** The request **
Note how many lines hold the string "probability" and give that number without any other words.
=== Material supplied ===
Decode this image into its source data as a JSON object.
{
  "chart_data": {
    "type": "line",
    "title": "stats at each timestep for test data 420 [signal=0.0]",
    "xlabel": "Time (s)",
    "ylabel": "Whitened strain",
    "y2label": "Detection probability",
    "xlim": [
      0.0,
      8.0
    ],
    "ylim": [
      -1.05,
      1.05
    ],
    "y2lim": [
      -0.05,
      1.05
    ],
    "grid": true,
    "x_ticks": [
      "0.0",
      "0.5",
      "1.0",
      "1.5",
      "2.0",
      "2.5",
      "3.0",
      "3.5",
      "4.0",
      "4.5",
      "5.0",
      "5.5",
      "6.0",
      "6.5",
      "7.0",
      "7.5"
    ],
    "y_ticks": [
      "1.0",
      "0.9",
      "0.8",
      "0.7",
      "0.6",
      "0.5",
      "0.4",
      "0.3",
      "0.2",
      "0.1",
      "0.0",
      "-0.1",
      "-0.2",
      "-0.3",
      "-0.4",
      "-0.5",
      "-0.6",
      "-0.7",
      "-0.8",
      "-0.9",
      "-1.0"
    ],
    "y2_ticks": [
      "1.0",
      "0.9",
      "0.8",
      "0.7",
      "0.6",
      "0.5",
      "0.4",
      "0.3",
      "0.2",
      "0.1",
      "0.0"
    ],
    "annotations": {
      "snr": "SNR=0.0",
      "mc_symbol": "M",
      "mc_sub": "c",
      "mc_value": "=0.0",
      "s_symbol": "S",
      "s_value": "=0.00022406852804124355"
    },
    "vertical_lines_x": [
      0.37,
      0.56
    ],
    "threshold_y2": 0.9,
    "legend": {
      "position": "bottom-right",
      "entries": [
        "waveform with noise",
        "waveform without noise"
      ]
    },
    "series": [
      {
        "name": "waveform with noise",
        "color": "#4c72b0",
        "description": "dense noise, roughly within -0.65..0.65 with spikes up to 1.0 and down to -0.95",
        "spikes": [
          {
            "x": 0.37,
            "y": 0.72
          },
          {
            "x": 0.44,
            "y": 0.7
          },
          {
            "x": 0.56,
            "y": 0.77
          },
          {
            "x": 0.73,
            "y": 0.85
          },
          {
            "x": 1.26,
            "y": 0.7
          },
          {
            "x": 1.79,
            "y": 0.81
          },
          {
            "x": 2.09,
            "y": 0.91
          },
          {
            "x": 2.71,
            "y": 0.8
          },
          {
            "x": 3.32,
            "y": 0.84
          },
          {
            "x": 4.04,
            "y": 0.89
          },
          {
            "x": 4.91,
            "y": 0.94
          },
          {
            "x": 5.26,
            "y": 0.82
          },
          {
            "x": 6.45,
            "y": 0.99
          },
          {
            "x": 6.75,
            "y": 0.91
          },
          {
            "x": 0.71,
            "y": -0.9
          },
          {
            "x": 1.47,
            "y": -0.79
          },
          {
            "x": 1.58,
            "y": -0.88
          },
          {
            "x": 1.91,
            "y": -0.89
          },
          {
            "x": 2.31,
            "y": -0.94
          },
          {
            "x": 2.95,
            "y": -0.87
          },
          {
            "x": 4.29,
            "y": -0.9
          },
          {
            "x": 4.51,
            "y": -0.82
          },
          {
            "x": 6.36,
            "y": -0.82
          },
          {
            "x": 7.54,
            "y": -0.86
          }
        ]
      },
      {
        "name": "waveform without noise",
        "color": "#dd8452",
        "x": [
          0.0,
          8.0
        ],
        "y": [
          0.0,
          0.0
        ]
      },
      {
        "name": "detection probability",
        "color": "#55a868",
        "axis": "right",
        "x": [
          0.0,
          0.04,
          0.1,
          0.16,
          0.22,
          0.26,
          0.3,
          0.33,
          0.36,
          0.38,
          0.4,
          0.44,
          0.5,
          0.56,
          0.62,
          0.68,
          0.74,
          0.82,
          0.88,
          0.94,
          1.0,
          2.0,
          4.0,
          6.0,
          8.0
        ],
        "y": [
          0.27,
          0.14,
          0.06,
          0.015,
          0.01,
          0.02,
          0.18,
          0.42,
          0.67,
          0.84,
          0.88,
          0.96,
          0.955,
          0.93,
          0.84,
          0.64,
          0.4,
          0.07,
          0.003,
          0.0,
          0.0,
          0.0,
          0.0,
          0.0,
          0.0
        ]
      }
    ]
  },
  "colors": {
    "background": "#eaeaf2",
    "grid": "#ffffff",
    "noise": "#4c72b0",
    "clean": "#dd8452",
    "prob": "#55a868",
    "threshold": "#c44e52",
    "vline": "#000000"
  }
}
===
** Result of this exercise **
2